### Dataset
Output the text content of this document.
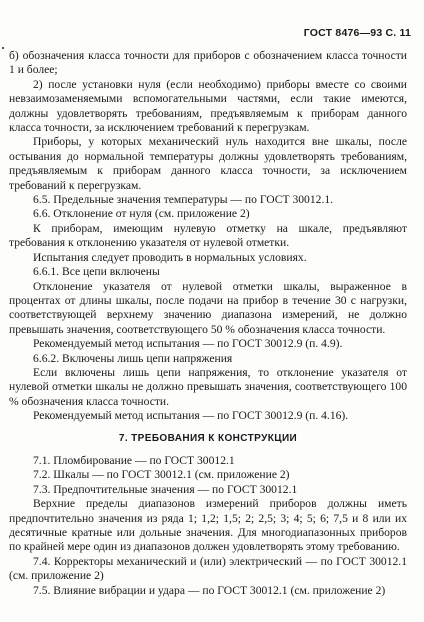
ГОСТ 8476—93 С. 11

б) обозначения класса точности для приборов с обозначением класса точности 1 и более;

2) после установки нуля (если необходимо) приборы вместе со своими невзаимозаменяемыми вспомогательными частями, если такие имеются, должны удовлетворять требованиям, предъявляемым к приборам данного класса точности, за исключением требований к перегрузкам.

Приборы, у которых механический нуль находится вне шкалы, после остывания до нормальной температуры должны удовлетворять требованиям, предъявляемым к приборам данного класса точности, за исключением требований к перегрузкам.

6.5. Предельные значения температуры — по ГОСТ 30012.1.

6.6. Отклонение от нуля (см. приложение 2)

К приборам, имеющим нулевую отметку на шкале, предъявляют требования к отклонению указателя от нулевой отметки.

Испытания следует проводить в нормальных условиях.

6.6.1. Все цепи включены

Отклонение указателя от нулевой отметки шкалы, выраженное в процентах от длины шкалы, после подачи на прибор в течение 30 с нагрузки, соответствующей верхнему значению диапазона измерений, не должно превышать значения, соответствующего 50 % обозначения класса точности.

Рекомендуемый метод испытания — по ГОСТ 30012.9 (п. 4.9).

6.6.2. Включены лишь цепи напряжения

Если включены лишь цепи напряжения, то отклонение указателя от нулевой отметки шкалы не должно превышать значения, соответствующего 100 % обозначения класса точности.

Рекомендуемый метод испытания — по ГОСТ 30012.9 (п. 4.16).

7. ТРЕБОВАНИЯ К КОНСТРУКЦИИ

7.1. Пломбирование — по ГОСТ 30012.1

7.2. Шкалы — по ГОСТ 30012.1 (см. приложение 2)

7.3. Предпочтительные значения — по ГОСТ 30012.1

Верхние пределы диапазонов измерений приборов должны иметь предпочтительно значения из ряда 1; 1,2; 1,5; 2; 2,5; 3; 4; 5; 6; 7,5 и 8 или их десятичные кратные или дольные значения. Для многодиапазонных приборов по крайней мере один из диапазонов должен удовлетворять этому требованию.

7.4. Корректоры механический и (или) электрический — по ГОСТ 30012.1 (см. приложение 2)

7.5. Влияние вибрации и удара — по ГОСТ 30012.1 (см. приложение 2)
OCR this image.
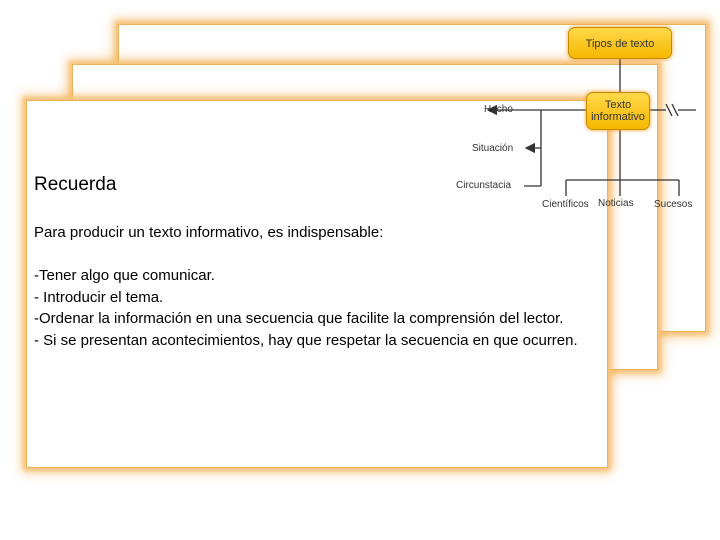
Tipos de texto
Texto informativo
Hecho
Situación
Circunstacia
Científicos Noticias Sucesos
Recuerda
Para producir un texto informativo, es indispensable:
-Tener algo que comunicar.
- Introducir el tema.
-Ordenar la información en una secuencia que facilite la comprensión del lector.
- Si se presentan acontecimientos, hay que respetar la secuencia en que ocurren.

### Short exercise
Transcribe the material exactly, leaving every picture out.

### Result of the exercise
Output the text content of this document.
ГОСТ 8476—93 С. 11

б) обозначения класса точности для приборов с обозначением класса точности 1 и более;

2) после установки нуля (если необходимо) приборы вместе со своими невзаимозаменяемыми вспомогательными частями, если такие имеются, должны удовлетворять требованиям, предъявляемым к приборам данного класса точности, за исключением требований к перегрузкам.

Приборы, у которых механический нуль находится вне шкалы, после остывания до нормальной температуры должны удовлетворять требованиям, предъявляемым к приборам данного класса точности, за исключением требований к перегрузкам.

6.5. Предельные значения температуры — по ГОСТ 30012.1.

6.6. Отклонение от нуля (см. приложение 2)

К приборам, имеющим нулевую отметку на шкале, предъявляют требования к отклонению указателя от нулевой отметки.

Испытания следует проводить в нормальных условиях.

6.6.1. Все цепи включены

Отклонение указателя от нулевой отметки шкалы, выраженное в процентах от длины шкалы, после подачи на прибор в течение 30 с нагрузки, соответствующей верхнему значению диапазона измерений, не должно превышать значения, соответствующего 50 % обозначения класса точности.

Рекомендуемый метод испытания — по ГОСТ 30012.9 (п. 4.9).

6.6.2. Включены лишь цепи напряжения

Если включены лишь цепи напряжения, то отклонение указателя от нулевой отметки шкалы не должно превышать значения, соответствующего 100 % обозначения класса точности.

Рекомендуемый метод испытания — по ГОСТ 30012.9 (п. 4.16).

7. ТРЕБОВАНИЯ К КОНСТРУКЦИИ

7.1. Пломбирование — по ГОСТ 30012.1

7.2. Шкалы — по ГОСТ 30012.1 (см. приложение 2)

7.3. Предпочтительные значения — по ГОСТ 30012.1

Верхние пределы диапазонов измерений приборов должны иметь предпочтительно значения из ряда 1; 1,2; 1,5; 2; 2,5; 3; 4; 5; 6; 7,5 и 8 или их десятичные кратные или дольные значения. Для многодиапазонных приборов по крайней мере один из диапазонов должен удовлетворять этому требованию.

7.4. Корректоры механический и (или) электрический — по ГОСТ 30012.1 (см. приложение 2)

7.5. Влияние вибрации и удара — по ГОСТ 30012.1 (см. приложение 2)
OCR this image.
Tipos de texto
Texto informativo
Hecho
Situación
Circunstacia
Científicos Noticias Sucesos
Recuerda
Para producir un texto informativo, es indispensable:
-Tener algo que comunicar.
- Introducir el tema.
-Ordenar la información en una secuencia que facilite la comprensión del lector.
- Si se presentan acontecimientos, hay que respetar la secuencia en que ocurren.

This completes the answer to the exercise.